**Given task:** Identify, in the records below, every line where the string "this" appears, and copy each such line.

Dataset items

+++++

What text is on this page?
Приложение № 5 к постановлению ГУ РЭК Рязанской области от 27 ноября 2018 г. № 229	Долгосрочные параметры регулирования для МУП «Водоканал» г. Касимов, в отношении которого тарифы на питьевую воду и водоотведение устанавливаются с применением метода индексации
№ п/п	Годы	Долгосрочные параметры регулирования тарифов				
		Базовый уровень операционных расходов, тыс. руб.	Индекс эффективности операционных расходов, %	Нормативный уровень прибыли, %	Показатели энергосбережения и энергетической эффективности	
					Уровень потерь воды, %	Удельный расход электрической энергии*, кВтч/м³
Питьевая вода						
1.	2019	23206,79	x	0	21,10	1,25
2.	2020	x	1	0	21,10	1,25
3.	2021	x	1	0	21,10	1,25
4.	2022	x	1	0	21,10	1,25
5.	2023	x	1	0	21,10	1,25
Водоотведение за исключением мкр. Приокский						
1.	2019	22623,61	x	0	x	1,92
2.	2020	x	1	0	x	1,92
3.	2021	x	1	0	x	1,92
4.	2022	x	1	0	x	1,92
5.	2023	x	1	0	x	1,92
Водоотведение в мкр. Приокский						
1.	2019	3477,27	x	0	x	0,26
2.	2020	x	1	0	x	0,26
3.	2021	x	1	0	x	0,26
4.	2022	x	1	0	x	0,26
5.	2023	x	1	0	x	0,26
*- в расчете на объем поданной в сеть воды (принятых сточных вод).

+++++

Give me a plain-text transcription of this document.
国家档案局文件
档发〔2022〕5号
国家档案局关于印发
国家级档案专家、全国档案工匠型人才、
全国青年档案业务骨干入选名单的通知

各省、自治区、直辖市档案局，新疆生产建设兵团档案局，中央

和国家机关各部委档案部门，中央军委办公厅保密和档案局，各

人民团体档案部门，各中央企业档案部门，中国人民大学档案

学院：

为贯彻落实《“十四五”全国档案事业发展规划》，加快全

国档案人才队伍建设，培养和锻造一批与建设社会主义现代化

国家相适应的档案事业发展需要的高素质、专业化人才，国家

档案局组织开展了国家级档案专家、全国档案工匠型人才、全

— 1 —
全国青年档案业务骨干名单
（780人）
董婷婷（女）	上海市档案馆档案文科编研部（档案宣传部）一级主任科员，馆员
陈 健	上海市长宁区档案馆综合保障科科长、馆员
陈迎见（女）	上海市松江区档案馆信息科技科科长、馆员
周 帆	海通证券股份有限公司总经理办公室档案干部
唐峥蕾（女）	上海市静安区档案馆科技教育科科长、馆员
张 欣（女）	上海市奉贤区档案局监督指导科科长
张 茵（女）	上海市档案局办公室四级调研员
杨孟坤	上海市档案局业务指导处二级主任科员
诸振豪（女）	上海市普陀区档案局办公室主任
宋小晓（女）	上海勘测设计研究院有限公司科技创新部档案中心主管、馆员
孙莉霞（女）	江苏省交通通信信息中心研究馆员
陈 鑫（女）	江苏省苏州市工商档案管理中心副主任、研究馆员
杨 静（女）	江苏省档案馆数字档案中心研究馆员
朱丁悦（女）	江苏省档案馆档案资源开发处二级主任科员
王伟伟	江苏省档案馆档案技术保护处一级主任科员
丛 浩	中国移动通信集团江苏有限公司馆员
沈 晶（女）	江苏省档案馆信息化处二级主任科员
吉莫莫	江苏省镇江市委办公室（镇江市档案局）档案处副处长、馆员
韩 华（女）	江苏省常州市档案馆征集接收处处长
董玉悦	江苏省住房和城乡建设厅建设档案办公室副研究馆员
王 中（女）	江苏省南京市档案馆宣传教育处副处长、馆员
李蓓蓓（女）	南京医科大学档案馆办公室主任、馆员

+++++

**Task answer:**
What text is on this page?
Give me a plain-text transcription of this document.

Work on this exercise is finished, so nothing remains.